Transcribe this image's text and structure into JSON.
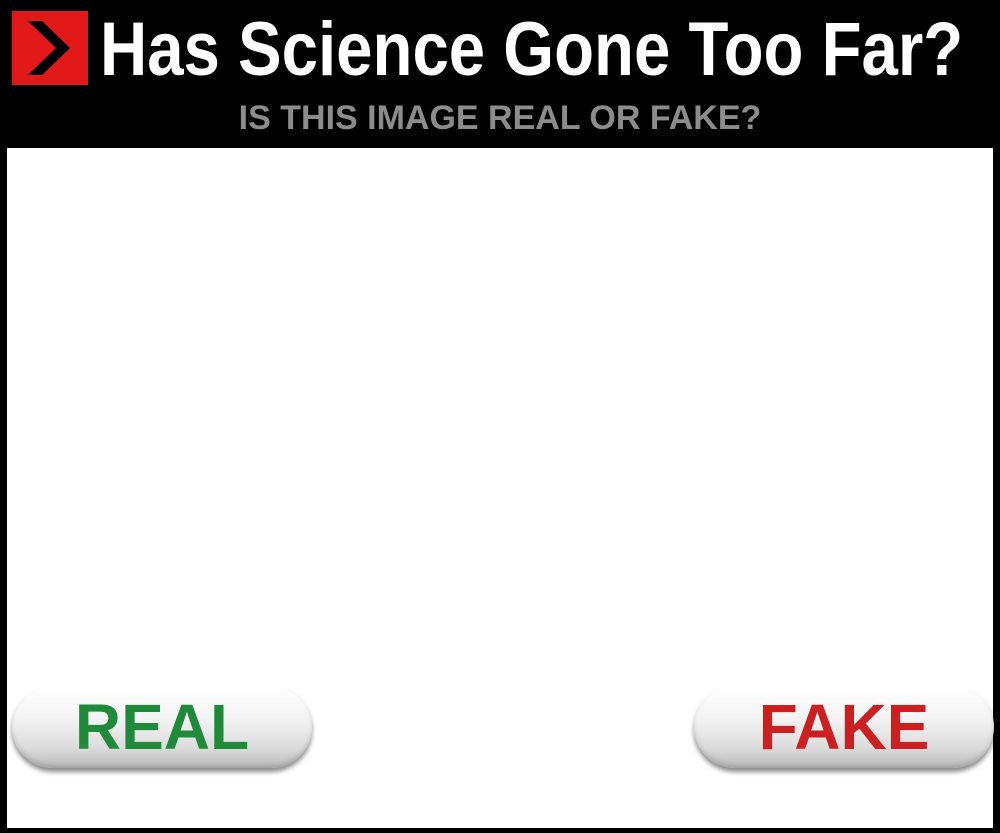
{
  "header": {
    "logo_icon": "red-play-arrow-icon",
    "title": "Has Science Gone Too Far?",
    "subtitle": "IS THIS IMAGE REAL OR FAKE?"
  },
  "buttons": {
    "real_label": "REAL",
    "fake_label": "FAKE"
  },
  "colors": {
    "background": "#000000",
    "logo_red": "#e01818",
    "subtitle_gray": "#8c8c8c",
    "real_green": "#1e8a3a",
    "fake_red": "#cc1f1f"
  }
}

━━━━━━━━━━━━━━━━━━━━

> [Required work]: Print out every entry above without changing a word, and leave out the pictures.

> [Problem solution]:
Transcribe this image's text and structure into JSON.
{
  "header": {
    "logo_icon": "red-play-arrow-icon",
    "title": "Has Science Gone Too Far?",
    "subtitle": "IS THIS IMAGE REAL OR FAKE?"
  },
  "buttons": {
    "real_label": "REAL",
    "fake_label": "FAKE"
  },
  "colors": {
    "background": "#000000",
    "logo_red": "#e01818",
    "subtitle_gray": "#8c8c8c",
    "real_green": "#1e8a3a",
    "fake_red": "#cc1f1f"
  }
}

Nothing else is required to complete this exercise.